--- begin The input ---

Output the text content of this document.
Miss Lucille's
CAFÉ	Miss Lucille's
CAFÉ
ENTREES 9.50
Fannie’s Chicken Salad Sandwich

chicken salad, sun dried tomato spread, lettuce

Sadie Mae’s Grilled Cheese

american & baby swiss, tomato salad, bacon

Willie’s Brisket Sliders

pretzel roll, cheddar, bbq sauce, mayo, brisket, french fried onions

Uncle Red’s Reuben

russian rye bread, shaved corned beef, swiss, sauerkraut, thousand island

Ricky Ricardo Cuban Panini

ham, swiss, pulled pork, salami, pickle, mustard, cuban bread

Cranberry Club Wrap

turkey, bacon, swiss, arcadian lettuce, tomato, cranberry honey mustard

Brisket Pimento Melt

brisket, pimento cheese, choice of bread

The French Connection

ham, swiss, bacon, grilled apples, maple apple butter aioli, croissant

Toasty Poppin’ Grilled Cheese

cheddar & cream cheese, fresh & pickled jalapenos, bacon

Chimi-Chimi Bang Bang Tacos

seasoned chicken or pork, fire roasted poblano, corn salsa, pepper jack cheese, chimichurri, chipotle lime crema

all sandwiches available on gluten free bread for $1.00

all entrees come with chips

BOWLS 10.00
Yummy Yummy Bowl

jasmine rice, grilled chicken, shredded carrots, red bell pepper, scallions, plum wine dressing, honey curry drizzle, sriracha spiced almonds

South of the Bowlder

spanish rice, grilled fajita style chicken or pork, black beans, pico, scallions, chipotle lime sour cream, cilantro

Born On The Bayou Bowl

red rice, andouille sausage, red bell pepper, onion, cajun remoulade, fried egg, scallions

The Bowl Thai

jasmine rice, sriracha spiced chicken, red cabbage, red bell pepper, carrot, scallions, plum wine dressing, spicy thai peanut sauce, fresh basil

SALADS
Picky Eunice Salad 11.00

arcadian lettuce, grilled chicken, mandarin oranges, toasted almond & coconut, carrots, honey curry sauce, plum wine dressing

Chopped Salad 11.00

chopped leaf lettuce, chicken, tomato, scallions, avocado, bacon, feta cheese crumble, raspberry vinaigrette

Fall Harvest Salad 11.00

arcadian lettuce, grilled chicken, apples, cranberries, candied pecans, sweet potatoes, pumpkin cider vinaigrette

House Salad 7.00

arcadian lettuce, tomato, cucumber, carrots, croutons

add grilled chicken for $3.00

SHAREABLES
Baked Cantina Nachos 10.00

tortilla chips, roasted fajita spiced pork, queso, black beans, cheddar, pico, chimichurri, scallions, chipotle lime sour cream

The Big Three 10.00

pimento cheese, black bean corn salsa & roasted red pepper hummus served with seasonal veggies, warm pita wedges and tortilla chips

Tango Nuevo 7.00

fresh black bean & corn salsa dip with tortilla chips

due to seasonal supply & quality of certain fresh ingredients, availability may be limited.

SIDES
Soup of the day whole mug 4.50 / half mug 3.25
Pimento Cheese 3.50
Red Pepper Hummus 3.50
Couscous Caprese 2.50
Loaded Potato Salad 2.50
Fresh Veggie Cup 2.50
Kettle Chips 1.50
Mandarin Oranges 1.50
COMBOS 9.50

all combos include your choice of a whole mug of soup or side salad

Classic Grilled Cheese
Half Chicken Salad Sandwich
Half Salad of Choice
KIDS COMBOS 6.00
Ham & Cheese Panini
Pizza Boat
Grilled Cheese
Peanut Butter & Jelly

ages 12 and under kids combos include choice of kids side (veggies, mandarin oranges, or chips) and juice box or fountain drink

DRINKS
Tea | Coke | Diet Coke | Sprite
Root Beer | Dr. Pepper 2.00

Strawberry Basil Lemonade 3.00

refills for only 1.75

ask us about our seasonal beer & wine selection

--- end The input ---
--- begin The input ---

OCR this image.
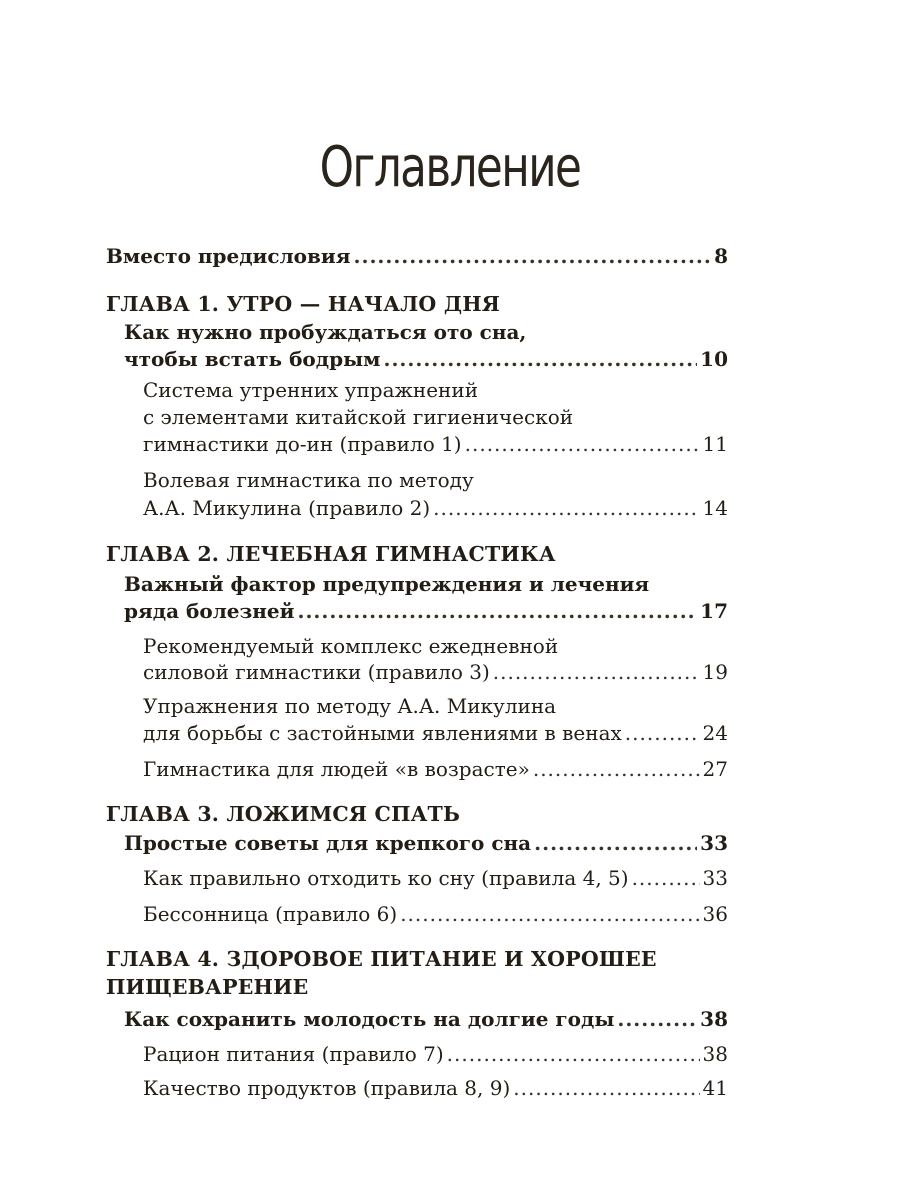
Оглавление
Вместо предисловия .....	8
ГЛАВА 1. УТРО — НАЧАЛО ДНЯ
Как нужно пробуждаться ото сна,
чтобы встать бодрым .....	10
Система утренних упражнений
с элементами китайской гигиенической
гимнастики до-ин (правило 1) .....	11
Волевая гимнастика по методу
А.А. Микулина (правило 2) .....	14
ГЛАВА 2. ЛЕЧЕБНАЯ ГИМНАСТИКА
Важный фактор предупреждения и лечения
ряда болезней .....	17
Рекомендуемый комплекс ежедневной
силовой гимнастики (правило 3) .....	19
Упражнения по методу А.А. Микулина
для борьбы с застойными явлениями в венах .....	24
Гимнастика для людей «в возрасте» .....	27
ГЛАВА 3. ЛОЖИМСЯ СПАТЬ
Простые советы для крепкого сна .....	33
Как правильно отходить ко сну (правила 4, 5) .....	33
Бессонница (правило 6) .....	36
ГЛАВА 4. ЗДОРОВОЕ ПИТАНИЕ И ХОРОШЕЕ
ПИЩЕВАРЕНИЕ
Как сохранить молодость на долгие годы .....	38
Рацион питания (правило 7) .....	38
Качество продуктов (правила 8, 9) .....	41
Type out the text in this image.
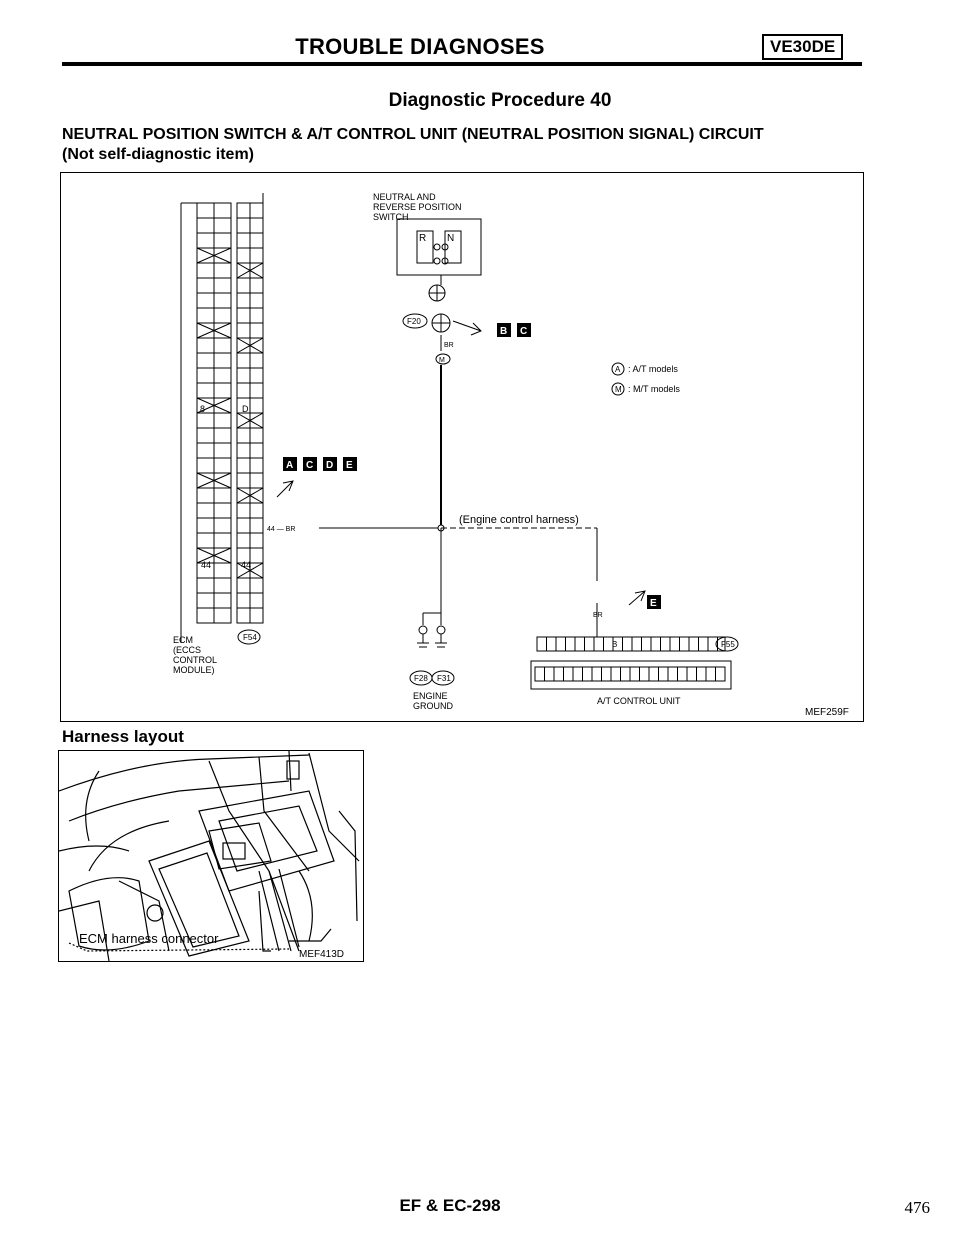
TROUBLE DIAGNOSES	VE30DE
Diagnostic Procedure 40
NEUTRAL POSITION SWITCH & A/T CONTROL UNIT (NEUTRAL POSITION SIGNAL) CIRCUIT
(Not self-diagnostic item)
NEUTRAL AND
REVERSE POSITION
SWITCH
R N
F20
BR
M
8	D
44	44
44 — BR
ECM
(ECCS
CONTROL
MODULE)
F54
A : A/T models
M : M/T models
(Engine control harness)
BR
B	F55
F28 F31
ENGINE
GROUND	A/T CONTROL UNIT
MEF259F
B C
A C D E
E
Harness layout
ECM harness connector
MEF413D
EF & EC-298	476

--- end The input ---
--- begin The input ---

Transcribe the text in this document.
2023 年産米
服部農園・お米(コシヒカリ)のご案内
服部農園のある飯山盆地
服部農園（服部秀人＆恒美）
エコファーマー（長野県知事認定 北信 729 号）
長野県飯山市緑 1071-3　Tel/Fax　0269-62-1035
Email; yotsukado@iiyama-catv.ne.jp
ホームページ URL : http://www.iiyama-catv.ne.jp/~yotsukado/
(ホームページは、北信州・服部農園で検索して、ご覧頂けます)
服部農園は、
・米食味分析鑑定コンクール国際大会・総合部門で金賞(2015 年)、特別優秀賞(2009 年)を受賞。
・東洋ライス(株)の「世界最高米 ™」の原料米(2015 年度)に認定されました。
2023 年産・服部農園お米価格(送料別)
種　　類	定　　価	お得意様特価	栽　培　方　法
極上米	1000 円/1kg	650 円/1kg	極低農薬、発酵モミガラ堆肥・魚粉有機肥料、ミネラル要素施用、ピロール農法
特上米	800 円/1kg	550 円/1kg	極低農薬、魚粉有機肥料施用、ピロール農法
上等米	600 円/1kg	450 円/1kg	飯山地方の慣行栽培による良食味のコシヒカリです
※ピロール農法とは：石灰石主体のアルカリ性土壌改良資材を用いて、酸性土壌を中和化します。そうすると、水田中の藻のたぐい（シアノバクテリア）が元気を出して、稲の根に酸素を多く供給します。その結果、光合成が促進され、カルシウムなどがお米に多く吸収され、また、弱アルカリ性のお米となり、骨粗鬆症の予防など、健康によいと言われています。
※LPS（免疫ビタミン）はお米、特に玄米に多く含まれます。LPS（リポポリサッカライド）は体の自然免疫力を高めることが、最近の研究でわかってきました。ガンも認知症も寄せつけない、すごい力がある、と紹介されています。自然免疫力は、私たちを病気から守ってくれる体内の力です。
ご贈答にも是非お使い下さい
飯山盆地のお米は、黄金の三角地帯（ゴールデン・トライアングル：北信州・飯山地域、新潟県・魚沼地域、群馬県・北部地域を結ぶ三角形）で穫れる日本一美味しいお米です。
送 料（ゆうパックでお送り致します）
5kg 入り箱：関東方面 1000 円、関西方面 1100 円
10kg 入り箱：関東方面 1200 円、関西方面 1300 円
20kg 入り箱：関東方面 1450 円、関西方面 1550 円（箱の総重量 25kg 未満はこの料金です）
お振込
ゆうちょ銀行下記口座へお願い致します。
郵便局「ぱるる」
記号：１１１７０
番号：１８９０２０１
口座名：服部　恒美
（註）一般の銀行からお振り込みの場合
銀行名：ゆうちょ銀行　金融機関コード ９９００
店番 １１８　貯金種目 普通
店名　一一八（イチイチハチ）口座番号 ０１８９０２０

--- end The input ---

* **Task**
Each line in the entries above that includes the string "tortilla" should be extracted.

* **Worked answer**
tortilla chips, roasted fajita spiced pork, queso, black beans, cheddar, pico, chimichurri, scallions, chipotle lime sour cream
pimento cheese, black bean corn salsa & roasted red pepper hummus served with seasonal veggies, warm pita wedges and tortilla chips
fresh black bean & corn salsa dip with tortilla chips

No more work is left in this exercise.